Data excerpts
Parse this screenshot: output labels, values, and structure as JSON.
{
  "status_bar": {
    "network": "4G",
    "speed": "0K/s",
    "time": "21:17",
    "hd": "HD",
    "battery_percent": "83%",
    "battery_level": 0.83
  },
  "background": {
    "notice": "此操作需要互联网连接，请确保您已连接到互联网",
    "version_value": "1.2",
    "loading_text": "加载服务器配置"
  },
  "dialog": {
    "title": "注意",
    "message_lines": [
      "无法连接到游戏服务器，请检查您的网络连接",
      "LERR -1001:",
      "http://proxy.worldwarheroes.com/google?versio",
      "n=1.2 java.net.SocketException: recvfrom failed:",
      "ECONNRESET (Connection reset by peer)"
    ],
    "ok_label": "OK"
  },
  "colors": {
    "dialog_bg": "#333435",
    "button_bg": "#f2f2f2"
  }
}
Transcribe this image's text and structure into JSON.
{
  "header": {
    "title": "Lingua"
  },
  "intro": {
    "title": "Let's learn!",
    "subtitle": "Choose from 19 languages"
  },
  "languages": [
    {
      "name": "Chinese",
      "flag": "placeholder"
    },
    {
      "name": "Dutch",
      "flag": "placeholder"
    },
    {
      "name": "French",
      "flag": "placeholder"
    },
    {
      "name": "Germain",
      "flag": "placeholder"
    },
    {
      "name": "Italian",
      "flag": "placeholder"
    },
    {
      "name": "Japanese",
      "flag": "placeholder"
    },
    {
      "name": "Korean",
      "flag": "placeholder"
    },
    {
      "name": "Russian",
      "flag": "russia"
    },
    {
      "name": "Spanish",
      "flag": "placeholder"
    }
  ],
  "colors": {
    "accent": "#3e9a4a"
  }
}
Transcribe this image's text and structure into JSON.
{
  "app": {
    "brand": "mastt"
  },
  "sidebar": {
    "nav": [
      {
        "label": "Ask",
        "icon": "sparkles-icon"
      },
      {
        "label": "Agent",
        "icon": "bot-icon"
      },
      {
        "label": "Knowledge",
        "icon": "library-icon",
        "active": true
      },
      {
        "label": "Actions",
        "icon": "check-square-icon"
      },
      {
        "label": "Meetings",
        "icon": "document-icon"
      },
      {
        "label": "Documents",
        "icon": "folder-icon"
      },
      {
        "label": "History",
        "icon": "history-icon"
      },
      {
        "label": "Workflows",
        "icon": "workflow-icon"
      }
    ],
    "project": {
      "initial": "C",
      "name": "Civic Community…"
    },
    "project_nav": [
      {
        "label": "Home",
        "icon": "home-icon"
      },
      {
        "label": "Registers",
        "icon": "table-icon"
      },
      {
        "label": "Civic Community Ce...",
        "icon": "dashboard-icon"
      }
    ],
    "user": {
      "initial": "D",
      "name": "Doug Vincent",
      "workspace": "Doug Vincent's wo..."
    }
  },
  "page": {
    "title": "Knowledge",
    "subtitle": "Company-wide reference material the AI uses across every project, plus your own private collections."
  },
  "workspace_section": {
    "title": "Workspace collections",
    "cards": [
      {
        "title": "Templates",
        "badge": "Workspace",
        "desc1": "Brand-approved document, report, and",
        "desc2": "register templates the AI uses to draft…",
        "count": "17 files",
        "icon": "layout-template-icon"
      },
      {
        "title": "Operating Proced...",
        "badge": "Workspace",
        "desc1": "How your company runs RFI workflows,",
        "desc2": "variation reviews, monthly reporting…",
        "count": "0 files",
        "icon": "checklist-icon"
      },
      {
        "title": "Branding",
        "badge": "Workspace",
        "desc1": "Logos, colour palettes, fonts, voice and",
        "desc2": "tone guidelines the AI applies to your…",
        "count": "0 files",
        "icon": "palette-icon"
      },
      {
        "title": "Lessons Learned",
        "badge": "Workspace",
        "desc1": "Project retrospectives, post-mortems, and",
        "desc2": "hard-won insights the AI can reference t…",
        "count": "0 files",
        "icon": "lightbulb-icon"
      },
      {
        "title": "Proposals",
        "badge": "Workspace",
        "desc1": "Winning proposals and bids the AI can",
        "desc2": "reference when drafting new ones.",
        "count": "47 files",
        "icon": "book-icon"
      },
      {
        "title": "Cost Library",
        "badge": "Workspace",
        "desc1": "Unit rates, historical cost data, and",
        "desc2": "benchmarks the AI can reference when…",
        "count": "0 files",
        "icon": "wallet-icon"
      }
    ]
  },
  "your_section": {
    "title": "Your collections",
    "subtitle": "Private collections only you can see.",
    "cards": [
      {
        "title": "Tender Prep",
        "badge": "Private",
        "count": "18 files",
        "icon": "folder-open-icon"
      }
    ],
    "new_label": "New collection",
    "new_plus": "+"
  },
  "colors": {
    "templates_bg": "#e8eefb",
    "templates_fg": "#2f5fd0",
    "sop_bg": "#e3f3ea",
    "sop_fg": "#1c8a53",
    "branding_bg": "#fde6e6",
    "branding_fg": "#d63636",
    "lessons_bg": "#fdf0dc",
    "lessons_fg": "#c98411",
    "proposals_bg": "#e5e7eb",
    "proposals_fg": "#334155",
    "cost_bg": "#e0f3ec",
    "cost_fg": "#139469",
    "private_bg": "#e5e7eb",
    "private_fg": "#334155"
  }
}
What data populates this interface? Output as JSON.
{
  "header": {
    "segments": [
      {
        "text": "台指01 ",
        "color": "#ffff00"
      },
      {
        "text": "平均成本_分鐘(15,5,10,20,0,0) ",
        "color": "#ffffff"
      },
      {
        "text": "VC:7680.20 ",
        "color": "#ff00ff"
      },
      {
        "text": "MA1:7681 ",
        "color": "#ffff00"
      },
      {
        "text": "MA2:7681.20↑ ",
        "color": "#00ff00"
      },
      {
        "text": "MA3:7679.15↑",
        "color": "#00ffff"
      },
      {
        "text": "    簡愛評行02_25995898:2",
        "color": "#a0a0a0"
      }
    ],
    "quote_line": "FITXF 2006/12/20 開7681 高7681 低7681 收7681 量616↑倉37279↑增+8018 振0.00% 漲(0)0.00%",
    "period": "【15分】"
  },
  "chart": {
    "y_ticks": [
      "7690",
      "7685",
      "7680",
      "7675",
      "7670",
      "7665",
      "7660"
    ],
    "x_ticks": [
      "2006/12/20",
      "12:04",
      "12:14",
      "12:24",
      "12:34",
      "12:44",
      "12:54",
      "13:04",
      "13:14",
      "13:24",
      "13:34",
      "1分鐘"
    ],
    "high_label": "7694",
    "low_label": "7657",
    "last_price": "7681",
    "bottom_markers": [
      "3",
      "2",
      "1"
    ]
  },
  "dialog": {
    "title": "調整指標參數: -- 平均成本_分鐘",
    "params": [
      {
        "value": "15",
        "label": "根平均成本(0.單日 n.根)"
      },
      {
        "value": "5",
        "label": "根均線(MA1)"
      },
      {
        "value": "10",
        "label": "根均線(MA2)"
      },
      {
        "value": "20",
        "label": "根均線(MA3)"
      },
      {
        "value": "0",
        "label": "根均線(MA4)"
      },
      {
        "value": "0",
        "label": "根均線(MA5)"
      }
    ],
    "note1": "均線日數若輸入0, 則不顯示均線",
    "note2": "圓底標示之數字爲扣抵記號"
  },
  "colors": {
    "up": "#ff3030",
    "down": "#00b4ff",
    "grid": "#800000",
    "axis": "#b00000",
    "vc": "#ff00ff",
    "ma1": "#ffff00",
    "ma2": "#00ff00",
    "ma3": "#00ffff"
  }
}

§ WHAT IS NEEDED: State the number of lines in the data that include the string "collections", and add nothing else.

§ TASK RESPONSE: 4